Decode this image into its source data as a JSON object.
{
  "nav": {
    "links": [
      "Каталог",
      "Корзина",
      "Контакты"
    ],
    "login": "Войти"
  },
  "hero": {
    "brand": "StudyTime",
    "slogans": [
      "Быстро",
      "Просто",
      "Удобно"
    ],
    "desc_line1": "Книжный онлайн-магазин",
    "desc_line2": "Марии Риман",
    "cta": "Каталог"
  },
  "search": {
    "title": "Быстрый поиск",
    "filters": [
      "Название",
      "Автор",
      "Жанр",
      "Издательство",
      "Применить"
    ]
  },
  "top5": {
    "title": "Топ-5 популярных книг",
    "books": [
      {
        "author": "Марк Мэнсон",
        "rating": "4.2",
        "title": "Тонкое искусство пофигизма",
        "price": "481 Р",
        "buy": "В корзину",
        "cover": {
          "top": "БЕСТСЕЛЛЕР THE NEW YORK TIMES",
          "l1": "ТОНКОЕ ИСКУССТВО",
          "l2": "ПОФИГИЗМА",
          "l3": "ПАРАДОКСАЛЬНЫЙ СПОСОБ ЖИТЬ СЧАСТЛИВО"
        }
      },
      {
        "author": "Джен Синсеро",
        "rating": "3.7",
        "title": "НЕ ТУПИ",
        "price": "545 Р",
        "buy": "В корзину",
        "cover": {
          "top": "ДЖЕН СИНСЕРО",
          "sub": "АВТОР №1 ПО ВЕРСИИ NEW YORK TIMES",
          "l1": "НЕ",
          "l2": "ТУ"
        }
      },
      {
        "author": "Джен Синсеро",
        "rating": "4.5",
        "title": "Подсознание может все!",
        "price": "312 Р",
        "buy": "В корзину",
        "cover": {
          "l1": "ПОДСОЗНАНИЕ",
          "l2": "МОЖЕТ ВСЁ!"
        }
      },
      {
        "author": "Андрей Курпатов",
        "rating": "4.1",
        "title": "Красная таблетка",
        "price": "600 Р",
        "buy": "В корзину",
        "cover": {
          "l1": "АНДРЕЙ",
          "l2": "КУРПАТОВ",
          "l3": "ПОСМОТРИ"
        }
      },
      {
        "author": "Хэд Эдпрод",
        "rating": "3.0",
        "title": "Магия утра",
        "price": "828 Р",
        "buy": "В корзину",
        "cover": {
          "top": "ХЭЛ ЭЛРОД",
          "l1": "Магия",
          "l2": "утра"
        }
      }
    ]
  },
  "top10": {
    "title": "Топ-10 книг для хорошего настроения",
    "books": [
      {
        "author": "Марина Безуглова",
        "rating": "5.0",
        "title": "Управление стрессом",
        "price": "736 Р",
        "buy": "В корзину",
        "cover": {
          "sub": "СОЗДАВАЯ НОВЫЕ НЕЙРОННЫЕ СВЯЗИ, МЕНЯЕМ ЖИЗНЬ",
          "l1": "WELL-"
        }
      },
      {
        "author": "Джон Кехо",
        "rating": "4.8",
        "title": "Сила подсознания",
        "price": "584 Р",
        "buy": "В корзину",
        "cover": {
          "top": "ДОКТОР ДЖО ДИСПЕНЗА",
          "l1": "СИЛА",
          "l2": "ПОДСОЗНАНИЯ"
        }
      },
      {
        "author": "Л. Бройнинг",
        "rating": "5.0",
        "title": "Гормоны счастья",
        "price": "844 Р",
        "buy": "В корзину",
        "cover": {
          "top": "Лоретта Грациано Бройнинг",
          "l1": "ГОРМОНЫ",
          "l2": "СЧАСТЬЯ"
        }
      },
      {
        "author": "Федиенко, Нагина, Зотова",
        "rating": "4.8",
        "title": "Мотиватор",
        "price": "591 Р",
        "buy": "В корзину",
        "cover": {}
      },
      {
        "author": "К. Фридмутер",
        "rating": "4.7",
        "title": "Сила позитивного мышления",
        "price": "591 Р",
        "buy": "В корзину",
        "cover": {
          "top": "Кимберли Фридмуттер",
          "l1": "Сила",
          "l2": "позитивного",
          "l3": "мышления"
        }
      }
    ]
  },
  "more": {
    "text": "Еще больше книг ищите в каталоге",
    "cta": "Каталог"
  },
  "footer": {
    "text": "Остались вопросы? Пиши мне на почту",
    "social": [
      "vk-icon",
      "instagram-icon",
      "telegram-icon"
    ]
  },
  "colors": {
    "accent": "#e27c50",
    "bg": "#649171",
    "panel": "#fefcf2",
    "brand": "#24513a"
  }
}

*EXERCISE DESCRIPTION:*
Find how many lines of the material carry the string "TIMES". Only the number should be in the answer.

*RESULT:*
2